WORK INSTRUCTIONS:
Restate, word for word, every line of the data.

DATA LISTING:
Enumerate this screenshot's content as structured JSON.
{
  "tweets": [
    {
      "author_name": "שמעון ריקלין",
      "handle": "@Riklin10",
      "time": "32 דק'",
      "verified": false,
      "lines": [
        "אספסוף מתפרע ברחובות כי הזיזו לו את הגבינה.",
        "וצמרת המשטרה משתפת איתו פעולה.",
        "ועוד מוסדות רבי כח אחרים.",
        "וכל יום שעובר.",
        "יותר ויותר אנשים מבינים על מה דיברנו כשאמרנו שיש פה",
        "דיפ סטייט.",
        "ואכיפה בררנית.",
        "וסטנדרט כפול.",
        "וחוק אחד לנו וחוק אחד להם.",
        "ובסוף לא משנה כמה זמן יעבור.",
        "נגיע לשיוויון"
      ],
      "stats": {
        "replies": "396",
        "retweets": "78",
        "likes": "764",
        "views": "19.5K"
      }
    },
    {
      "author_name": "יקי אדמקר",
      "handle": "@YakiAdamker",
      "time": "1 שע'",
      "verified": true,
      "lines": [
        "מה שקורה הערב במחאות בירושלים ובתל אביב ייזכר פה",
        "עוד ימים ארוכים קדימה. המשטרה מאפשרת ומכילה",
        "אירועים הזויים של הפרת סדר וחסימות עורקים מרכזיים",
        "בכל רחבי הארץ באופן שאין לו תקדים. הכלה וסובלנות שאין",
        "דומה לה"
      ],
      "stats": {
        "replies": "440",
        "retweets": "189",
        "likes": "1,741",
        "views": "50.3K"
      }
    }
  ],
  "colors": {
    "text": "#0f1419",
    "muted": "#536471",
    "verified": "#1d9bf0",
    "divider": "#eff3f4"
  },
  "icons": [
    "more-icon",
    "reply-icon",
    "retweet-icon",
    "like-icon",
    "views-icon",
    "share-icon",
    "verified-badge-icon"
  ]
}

ANSWER FOR THIS EXERCISE:
Enumerate this screenshot's content as structured JSON.
{
  "tweets": [
    {
      "author_name": "שמעון ריקלין",
      "handle": "@Riklin10",
      "time": "32 דק'",
      "verified": false,
      "lines": [
        "אספסוף מתפרע ברחובות כי הזיזו לו את הגבינה.",
        "וצמרת המשטרה משתפת איתו פעולה.",
        "ועוד מוסדות רבי כח אחרים.",
        "וכל יום שעובר.",
        "יותר ויותר אנשים מבינים על מה דיברנו כשאמרנו שיש פה",
        "דיפ סטייט.",
        "ואכיפה בררנית.",
        "וסטנדרט כפול.",
        "וחוק אחד לנו וחוק אחד להם.",
        "ובסוף לא משנה כמה זמן יעבור.",
        "נגיע לשיוויון"
      ],
      "stats": {
        "replies": "396",
        "retweets": "78",
        "likes": "764",
        "views": "19.5K"
      }
    },
    {
      "author_name": "יקי אדמקר",
      "handle": "@YakiAdamker",
      "time": "1 שע'",
      "verified": true,
      "lines": [
        "מה שקורה הערב במחאות בירושלים ובתל אביב ייזכר פה",
        "עוד ימים ארוכים קדימה. המשטרה מאפשרת ומכילה",
        "אירועים הזויים של הפרת סדר וחסימות עורקים מרכזיים",
        "בכל רחבי הארץ באופן שאין לו תקדים. הכלה וסובלנות שאין",
        "דומה לה"
      ],
      "stats": {
        "replies": "440",
        "retweets": "189",
        "likes": "1,741",
        "views": "50.3K"
      }
    }
  ],
  "colors": {
    "text": "#0f1419",
    "muted": "#536471",
    "verified": "#1d9bf0",
    "divider": "#eff3f4"
  },
  "icons": [
    "more-icon",
    "reply-icon",
    "retweet-icon",
    "like-icon",
    "views-icon",
    "share-icon",
    "verified-badge-icon"
  ]
}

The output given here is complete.